Stored entries

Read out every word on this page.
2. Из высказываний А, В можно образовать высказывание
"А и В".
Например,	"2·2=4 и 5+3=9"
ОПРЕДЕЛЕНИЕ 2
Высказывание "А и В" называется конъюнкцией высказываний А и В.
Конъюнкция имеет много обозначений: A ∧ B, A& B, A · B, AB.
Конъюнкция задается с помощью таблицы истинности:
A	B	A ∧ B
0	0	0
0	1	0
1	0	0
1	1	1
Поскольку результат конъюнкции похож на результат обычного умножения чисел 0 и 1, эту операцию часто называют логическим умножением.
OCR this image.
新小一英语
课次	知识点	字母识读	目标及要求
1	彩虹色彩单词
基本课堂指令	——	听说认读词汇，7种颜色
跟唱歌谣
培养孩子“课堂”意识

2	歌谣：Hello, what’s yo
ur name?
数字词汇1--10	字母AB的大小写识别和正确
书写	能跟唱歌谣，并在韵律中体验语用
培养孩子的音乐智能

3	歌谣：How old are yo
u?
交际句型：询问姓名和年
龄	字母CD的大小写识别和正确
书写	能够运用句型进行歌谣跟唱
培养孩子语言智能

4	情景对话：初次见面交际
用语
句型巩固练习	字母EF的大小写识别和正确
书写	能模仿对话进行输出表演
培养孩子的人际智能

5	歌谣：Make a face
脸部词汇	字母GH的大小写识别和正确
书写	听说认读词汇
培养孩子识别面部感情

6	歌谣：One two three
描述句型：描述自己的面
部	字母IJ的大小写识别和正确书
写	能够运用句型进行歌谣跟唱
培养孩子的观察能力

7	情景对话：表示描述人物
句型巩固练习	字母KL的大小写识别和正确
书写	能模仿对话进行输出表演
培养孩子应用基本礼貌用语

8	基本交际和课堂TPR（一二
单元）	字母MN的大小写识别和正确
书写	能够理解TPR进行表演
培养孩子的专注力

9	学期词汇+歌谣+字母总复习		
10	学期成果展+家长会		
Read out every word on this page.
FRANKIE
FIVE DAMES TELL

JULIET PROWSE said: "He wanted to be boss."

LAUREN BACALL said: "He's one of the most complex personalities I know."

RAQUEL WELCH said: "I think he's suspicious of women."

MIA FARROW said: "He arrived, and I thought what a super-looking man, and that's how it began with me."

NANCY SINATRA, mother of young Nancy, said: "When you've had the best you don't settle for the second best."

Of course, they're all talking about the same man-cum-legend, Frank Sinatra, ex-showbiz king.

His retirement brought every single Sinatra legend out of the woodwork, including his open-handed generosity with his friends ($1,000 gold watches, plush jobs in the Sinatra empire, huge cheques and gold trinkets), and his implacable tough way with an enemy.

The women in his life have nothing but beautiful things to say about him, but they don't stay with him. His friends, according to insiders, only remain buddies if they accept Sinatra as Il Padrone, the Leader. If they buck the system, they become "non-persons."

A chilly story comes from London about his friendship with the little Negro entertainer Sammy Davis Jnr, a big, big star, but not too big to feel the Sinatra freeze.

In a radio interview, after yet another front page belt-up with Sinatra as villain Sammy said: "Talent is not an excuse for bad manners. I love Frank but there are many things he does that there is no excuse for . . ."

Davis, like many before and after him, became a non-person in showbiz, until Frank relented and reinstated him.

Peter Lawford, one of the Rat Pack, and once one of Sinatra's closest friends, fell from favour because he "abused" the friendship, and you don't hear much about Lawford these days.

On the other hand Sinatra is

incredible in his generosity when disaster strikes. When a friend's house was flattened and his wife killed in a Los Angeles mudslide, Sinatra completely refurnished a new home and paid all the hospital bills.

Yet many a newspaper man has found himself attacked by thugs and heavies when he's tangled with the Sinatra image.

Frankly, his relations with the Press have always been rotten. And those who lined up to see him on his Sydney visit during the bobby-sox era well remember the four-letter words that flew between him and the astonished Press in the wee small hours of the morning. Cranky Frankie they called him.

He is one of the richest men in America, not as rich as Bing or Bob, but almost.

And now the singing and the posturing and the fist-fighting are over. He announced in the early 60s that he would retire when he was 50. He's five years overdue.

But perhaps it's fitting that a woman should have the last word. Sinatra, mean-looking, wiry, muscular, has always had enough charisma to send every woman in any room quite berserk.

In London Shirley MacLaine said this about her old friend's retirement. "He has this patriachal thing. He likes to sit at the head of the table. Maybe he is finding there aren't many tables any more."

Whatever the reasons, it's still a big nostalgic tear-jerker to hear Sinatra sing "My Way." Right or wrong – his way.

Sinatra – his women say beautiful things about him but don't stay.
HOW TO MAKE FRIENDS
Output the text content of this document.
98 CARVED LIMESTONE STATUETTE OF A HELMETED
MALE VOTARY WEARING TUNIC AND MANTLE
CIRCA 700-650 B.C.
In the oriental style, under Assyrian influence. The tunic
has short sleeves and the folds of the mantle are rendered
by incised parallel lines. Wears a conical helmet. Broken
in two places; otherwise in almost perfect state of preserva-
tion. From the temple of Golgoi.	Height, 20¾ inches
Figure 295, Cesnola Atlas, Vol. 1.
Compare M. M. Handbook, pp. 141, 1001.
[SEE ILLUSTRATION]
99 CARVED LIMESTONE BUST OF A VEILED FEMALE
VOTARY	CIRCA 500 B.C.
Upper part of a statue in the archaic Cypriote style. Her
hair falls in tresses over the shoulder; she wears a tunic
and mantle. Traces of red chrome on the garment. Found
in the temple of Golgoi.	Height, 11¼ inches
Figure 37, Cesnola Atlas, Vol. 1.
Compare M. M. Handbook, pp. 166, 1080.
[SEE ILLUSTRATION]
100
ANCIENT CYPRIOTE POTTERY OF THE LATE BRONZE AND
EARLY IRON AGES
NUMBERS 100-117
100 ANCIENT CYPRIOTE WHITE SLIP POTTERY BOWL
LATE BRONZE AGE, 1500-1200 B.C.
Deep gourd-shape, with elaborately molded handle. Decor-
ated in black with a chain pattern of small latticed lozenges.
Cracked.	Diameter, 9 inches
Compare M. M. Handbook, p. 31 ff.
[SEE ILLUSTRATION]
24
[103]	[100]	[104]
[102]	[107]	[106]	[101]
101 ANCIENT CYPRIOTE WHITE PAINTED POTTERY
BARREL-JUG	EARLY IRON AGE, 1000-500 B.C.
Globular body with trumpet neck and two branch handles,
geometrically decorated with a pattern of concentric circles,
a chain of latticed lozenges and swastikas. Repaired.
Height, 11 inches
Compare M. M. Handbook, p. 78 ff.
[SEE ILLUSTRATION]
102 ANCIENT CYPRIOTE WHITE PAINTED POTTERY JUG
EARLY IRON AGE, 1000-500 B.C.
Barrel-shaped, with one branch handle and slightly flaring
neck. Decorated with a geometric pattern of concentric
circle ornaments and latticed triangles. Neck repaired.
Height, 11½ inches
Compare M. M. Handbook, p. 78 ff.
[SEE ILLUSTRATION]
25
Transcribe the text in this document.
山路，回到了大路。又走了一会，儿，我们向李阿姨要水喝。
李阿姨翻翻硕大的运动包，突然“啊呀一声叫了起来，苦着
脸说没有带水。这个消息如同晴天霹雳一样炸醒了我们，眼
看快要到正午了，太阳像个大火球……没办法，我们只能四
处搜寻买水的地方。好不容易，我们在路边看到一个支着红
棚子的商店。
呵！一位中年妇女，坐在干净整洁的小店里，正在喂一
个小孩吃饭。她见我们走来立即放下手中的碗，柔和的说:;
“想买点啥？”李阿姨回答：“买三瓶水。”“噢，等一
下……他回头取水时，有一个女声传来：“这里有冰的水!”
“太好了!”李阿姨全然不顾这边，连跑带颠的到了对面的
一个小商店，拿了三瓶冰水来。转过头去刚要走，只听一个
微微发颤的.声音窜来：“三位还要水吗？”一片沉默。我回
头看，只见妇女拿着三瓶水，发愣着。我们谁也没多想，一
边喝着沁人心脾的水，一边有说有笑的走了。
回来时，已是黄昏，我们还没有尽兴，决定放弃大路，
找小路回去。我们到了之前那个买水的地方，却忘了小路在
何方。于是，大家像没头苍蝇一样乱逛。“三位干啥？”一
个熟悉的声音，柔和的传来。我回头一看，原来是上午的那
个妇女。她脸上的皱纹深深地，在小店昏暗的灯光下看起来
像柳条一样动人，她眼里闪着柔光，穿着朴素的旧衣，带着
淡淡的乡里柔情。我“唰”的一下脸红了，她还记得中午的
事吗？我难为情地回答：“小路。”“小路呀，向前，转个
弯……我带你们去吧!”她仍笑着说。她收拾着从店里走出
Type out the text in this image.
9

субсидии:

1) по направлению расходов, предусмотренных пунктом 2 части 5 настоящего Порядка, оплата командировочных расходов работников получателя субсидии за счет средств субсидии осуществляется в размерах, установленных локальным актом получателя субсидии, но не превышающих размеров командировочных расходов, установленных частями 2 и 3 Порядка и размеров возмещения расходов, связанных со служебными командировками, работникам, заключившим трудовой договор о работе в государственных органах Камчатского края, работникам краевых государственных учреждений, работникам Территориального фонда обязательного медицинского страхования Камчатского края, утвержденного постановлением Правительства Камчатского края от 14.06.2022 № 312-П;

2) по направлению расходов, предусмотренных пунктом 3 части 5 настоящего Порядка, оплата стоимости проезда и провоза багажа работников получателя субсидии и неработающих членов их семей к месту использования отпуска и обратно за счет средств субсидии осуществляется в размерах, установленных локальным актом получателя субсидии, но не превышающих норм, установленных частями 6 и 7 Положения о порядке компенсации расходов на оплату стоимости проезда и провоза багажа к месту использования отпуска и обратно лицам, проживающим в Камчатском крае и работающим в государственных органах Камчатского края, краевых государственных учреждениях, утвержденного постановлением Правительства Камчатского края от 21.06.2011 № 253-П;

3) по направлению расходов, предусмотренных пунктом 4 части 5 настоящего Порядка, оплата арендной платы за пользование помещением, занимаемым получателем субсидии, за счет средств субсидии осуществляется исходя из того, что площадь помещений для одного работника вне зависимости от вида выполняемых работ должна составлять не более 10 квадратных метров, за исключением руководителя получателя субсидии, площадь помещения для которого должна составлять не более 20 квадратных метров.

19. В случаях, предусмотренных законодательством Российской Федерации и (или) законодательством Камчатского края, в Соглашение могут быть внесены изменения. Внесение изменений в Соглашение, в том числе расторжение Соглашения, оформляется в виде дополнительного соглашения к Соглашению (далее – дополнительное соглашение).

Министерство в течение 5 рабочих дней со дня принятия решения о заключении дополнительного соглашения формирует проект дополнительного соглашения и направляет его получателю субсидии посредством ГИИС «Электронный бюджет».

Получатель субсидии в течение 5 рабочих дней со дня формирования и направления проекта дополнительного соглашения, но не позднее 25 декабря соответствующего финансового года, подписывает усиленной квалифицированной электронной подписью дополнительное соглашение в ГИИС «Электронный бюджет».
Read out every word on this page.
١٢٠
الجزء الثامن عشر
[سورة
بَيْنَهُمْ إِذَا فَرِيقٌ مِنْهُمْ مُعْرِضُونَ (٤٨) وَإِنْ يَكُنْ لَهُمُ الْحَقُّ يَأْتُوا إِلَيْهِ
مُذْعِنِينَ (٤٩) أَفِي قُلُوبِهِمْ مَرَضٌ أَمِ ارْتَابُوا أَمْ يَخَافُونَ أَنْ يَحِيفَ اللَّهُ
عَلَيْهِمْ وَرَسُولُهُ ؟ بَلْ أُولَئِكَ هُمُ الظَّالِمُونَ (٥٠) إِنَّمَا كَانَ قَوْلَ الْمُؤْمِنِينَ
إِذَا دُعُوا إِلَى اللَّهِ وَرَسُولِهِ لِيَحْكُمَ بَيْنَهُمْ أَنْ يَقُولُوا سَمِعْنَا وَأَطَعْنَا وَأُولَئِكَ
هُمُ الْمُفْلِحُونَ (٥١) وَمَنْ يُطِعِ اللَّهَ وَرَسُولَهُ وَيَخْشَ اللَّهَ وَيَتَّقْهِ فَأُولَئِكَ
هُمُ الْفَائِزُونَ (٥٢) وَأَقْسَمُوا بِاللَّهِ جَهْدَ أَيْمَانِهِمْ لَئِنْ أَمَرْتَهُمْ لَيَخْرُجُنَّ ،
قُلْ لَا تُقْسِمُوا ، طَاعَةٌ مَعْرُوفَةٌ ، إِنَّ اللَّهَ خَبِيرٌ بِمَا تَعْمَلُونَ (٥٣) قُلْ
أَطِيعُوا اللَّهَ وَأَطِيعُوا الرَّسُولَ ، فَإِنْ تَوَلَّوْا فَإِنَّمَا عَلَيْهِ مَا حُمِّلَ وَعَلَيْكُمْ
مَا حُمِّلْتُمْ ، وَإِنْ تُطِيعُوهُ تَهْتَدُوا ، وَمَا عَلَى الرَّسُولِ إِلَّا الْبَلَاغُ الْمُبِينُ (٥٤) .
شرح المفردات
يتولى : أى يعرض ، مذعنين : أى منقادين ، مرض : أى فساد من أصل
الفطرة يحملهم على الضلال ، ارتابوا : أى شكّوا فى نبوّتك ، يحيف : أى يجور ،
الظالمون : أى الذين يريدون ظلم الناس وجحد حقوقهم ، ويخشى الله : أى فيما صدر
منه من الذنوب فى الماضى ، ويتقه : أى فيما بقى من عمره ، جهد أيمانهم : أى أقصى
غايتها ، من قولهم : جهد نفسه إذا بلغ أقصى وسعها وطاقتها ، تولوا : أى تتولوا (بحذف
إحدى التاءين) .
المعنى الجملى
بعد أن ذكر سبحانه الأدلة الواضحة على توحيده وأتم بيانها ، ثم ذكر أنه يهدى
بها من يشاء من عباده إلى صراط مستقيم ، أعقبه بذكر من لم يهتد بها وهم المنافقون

● Requirement: Tally the lines in the listing that hold "локальным" and report the number alone.

● Task output: 2